▶ [Brief]
Transcribe the material verbatim in full; the pictures do not belong in the copy.

▶ [Entries provided]
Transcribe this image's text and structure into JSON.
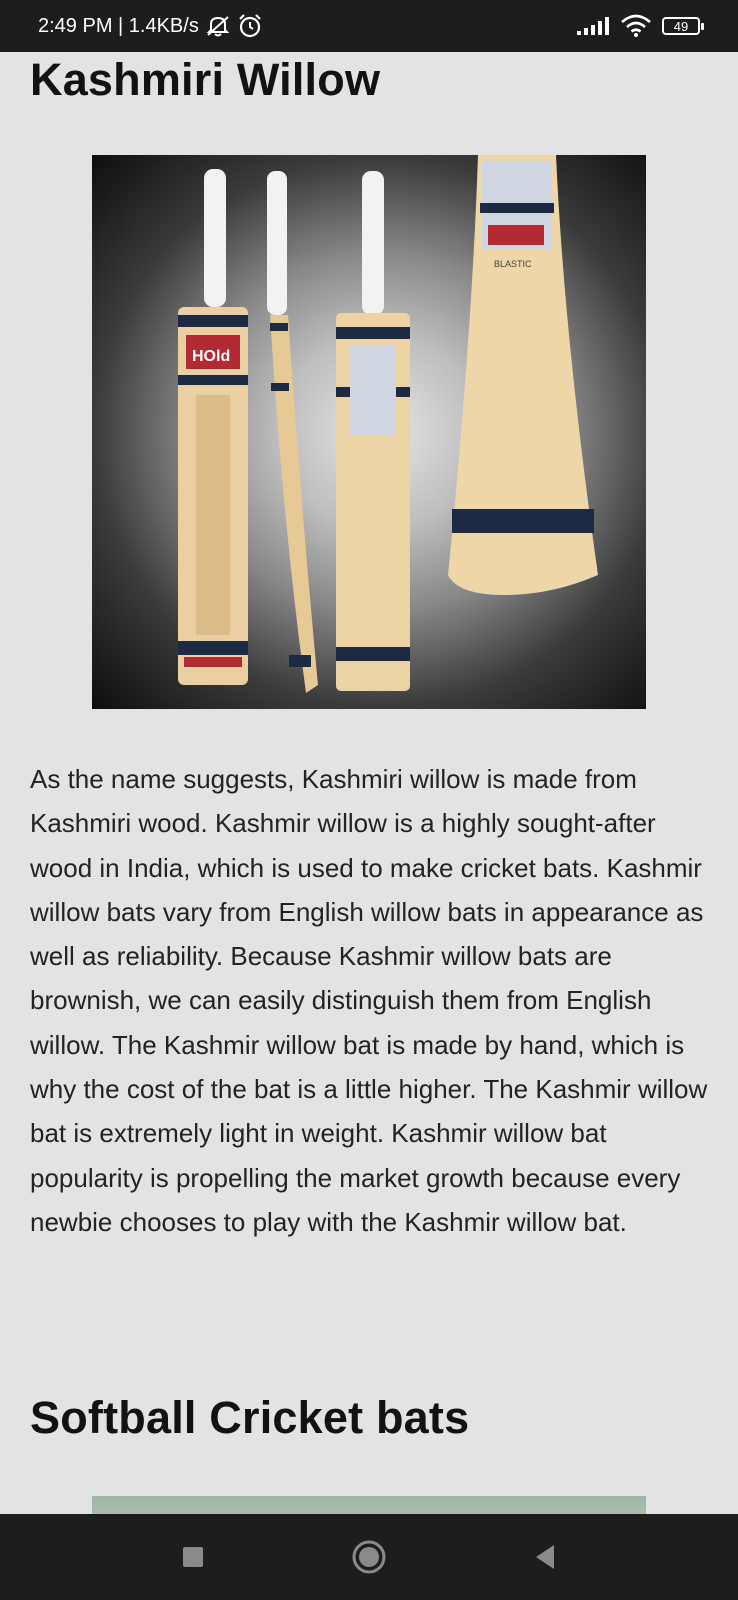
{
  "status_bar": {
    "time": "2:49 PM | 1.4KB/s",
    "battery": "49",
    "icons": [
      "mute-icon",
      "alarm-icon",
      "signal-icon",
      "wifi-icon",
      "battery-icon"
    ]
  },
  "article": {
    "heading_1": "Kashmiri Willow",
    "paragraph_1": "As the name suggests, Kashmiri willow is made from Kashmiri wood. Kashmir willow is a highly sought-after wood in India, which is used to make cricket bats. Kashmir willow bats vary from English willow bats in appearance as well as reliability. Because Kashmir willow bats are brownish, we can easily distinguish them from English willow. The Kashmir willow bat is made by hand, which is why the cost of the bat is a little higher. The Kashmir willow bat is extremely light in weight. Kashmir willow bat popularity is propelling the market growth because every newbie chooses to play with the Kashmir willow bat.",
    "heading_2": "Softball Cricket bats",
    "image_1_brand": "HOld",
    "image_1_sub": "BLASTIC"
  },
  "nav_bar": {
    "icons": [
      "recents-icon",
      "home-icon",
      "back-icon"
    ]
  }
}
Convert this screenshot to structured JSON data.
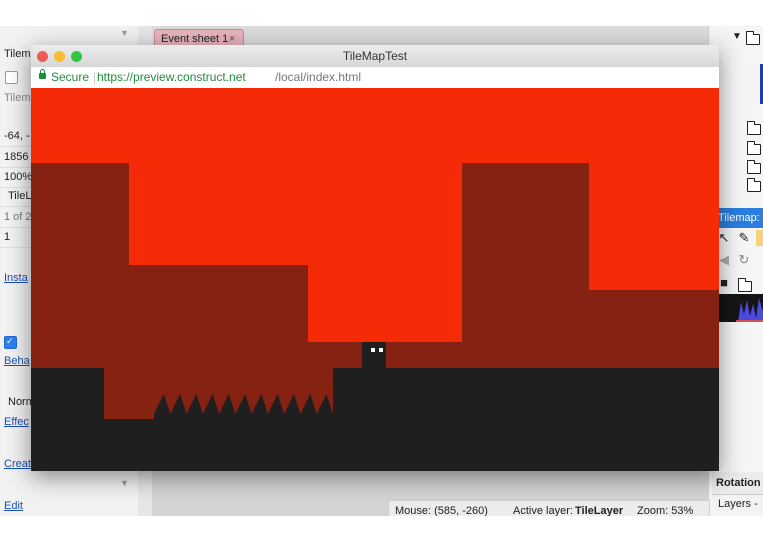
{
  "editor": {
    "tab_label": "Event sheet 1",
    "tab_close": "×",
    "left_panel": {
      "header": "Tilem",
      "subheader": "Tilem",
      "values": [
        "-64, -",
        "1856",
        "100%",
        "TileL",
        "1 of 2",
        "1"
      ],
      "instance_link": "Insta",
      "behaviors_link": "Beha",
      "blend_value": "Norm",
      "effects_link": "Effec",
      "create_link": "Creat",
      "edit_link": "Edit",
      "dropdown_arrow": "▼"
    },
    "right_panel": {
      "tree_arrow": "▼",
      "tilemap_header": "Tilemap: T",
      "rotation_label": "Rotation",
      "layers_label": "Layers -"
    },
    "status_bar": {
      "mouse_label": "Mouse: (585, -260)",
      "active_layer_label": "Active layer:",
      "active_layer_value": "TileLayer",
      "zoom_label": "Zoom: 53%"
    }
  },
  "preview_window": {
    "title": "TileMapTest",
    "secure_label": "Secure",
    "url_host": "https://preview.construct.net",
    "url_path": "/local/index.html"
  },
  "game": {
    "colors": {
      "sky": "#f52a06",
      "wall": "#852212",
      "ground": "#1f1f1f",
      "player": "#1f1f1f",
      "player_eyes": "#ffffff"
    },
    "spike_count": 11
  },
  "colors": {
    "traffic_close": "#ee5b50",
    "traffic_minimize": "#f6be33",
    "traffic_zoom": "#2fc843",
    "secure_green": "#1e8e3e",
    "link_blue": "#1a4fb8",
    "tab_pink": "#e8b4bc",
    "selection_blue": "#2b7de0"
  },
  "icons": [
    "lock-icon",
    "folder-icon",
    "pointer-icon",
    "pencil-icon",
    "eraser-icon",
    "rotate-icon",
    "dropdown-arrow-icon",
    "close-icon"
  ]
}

▶ [Reply]
Transcribe this image's text and structure into JSON.
{
  "status_bar": {
    "time": "2:49 PM | 1.4KB/s",
    "battery": "49",
    "icons": [
      "mute-icon",
      "alarm-icon",
      "signal-icon",
      "wifi-icon",
      "battery-icon"
    ]
  },
  "article": {
    "heading_1": "Kashmiri Willow",
    "paragraph_1": "As the name suggests, Kashmiri willow is made from Kashmiri wood. Kashmir willow is a highly sought-after wood in India, which is used to make cricket bats. Kashmir willow bats vary from English willow bats in appearance as well as reliability. Because Kashmir willow bats are brownish, we can easily distinguish them from English willow. The Kashmir willow bat is made by hand, which is why the cost of the bat is a little higher. The Kashmir willow bat is extremely light in weight. Kashmir willow bat popularity is propelling the market growth because every newbie chooses to play with the Kashmir willow bat.",
    "heading_2": "Softball Cricket bats",
    "image_1_brand": "HOld",
    "image_1_sub": "BLASTIC"
  },
  "nav_bar": {
    "icons": [
      "recents-icon",
      "home-icon",
      "back-icon"
    ]
  }
}
Convert this screenshot to structured JSON data.
{
  "editor": {
    "tab_label": "Event sheet 1",
    "tab_close": "×",
    "left_panel": {
      "header": "Tilem",
      "subheader": "Tilem",
      "values": [
        "-64, -",
        "1856",
        "100%",
        "TileL",
        "1 of 2",
        "1"
      ],
      "instance_link": "Insta",
      "behaviors_link": "Beha",
      "blend_value": "Norm",
      "effects_link": "Effec",
      "create_link": "Creat",
      "edit_link": "Edit",
      "dropdown_arrow": "▼"
    },
    "right_panel": {
      "tree_arrow": "▼",
      "tilemap_header": "Tilemap: T",
      "rotation_label": "Rotation",
      "layers_label": "Layers -"
    },
    "status_bar": {
      "mouse_label": "Mouse: (585, -260)",
      "active_layer_label": "Active layer:",
      "active_layer_value": "TileLayer",
      "zoom_label": "Zoom: 53%"
    }
  },
  "preview_window": {
    "title": "TileMapTest",
    "secure_label": "Secure",
    "url_host": "https://preview.construct.net",
    "url_path": "/local/index.html"
  },
  "game": {
    "colors": {
      "sky": "#f52a06",
      "wall": "#852212",
      "ground": "#1f1f1f",
      "player": "#1f1f1f",
      "player_eyes": "#ffffff"
    },
    "spike_count": 11
  },
  "colors": {
    "traffic_close": "#ee5b50",
    "traffic_minimize": "#f6be33",
    "traffic_zoom": "#2fc843",
    "secure_green": "#1e8e3e",
    "link_blue": "#1a4fb8",
    "tab_pink": "#e8b4bc",
    "selection_blue": "#2b7de0"
  },
  "icons": [
    "lock-icon",
    "folder-icon",
    "pointer-icon",
    "pencil-icon",
    "eraser-icon",
    "rotate-icon",
    "dropdown-arrow-icon",
    "close-icon"
  ]
}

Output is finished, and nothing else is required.